* begin Supplied material *

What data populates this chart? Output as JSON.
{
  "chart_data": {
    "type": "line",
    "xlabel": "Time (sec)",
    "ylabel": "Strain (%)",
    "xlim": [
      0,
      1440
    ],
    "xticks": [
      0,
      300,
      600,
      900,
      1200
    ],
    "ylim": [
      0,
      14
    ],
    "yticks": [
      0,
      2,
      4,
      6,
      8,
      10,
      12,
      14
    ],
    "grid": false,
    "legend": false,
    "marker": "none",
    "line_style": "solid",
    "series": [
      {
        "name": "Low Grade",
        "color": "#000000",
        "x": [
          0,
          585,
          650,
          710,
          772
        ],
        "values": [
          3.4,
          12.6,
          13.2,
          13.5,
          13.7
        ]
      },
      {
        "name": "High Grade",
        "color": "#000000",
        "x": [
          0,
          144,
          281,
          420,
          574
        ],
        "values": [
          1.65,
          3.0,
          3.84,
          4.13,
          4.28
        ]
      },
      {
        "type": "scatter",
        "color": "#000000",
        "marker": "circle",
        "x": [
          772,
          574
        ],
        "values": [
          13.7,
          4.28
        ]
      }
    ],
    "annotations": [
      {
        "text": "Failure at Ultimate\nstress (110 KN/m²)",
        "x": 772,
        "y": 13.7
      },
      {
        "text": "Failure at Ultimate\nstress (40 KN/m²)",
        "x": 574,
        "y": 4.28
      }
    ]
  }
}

* end Supplied material *

**Given request**. The whole listing above needs to be written out again exactly.

**Answer for this exercise**.
What data populates this chart? Output as JSON.
{
  "chart_data": {
    "type": "line",
    "xlabel": "Time (sec)",
    "ylabel": "Strain (%)",
    "xlim": [
      0,
      1440
    ],
    "xticks": [
      0,
      300,
      600,
      900,
      1200
    ],
    "ylim": [
      0,
      14
    ],
    "yticks": [
      0,
      2,
      4,
      6,
      8,
      10,
      12,
      14
    ],
    "grid": false,
    "legend": false,
    "marker": "none",
    "line_style": "solid",
    "series": [
      {
        "name": "Low Grade",
        "color": "#000000",
        "x": [
          0,
          585,
          650,
          710,
          772
        ],
        "values": [
          3.4,
          12.6,
          13.2,
          13.5,
          13.7
        ]
      },
      {
        "name": "High Grade",
        "color": "#000000",
        "x": [
          0,
          144,
          281,
          420,
          574
        ],
        "values": [
          1.65,
          3.0,
          3.84,
          4.13,
          4.28
        ]
      },
      {
        "type": "scatter",
        "color": "#000000",
        "marker": "circle",
        "x": [
          772,
          574
        ],
        "values": [
          13.7,
          4.28
        ]
      }
    ],
    "annotations": [
      {
        "text": "Failure at Ultimate\nstress (110 KN/m²)",
        "x": 772,
        "y": 13.7
      },
      {
        "text": "Failure at Ultimate\nstress (40 KN/m²)",
        "x": 574,
        "y": 4.28
      }
    ]
  }
}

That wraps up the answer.